-- START --

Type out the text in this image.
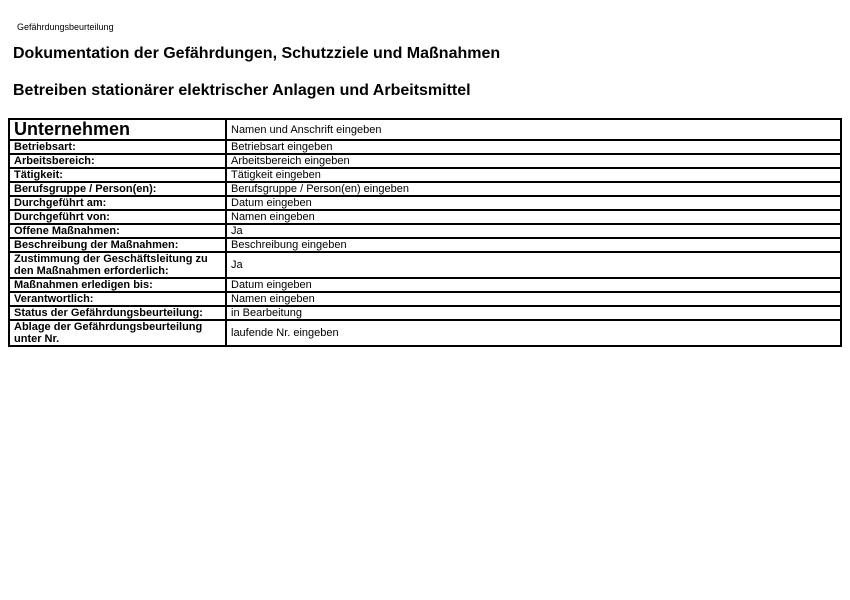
Gefährdungsbeurteilung
Dokumentation der Gefährdungen, Schutzziele und Maßnahmen
Betreiben stationärer elektrischer Anlagen und Arbeitsmittel
Unternehmen	Namen und Anschrift eingeben
Betriebsart:	Betriebsart eingeben
Arbeitsbereich:	Arbeitsbereich eingeben
Tätigkeit:	Tätigkeit eingeben
Berufsgruppe / Person(en):	Berufsgruppe / Person(en) eingeben
Durchgeführt am:	Datum eingeben
Durchgeführt von:	Namen eingeben
Offene Maßnahmen:	Ja
Beschreibung der Maßnahmen:	Beschreibung eingeben
Zustimmung der Geschäftsleitung zu den Maßnahmen erforderlich:	Ja
Maßnahmen erledigen bis:	Datum eingeben
Verantwortlich:	Namen eingeben
Status der Gefährdungsbeurteilung:	in Bearbeitung
Ablage der Gefährdungsbeurteilung unter Nr.	laufende Nr. eingeben
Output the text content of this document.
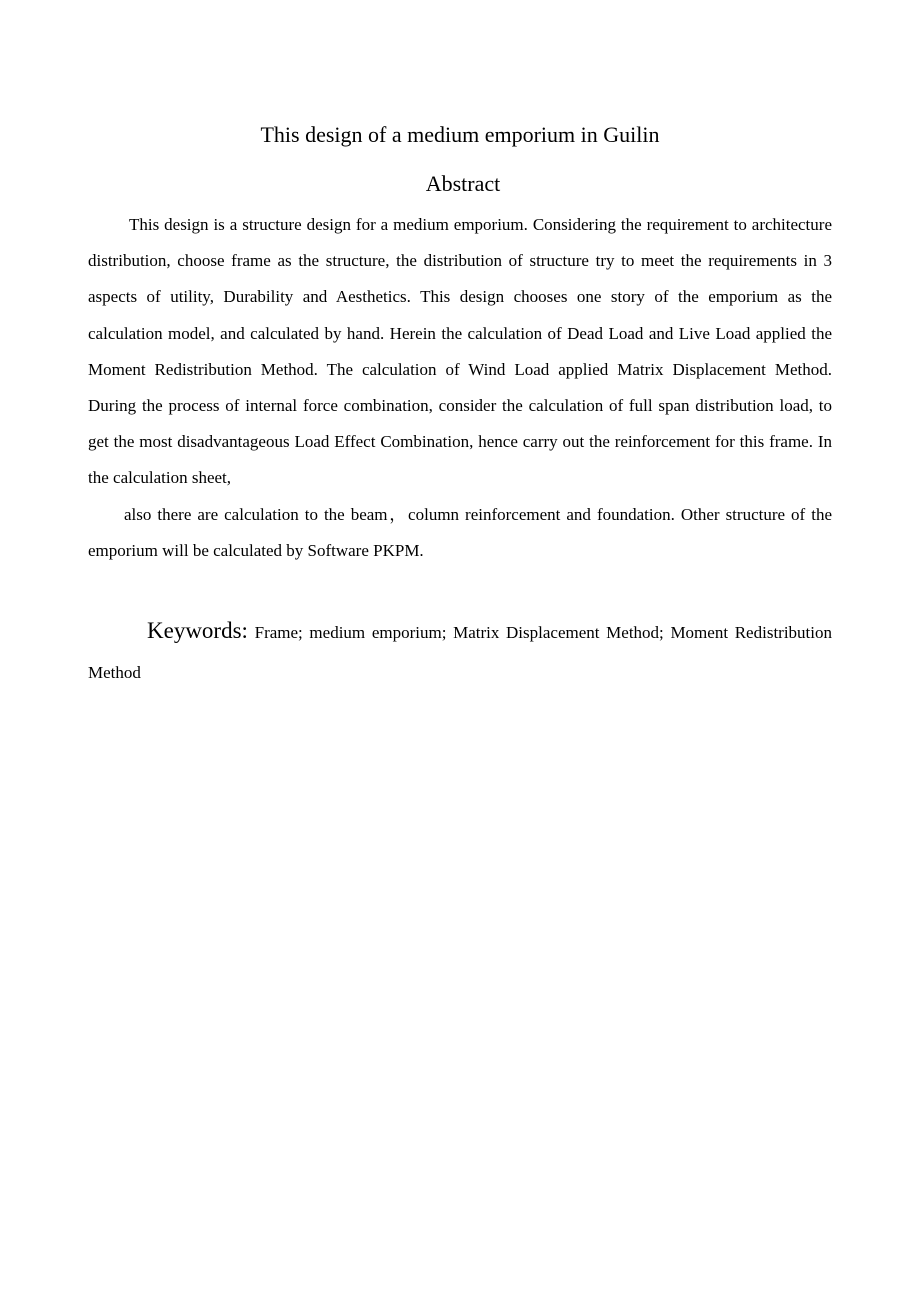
This design of a medium emporium in Guilin
Abstract

This design is a structure design for a medium emporium. Considering the requirement to architecture distribution, choose frame as the structure, the distribution of structure try to meet the requirements in 3 aspects of utility, Durability and Aesthetics. This design chooses one story of the emporium as the calculation model, and calculated by hand. Herein the calculation of Dead Load and Live Load applied the Moment Redistribution Method. The calculation of Wind Load applied Matrix Displacement Method. During the process of internal force combination, consider the calculation of full span distribution load, to get the most disadvantageous Load Effect Combination, hence carry out the reinforcement for this frame. In the calculation sheet,

also there are calculation to the beam，column reinforcement and foundation. Other structure of the emporium will be calculated by Software PKPM.

Keywords: Frame; medium emporium; Matrix Displacement Method; Moment Redistribution Method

-- END --

(INSTRUCTIONS TO FOLLOW) Establish how many lines of the material above hold the word "design". Nothing but the count should be returned.

(ANSWER FOR THE TASK) 2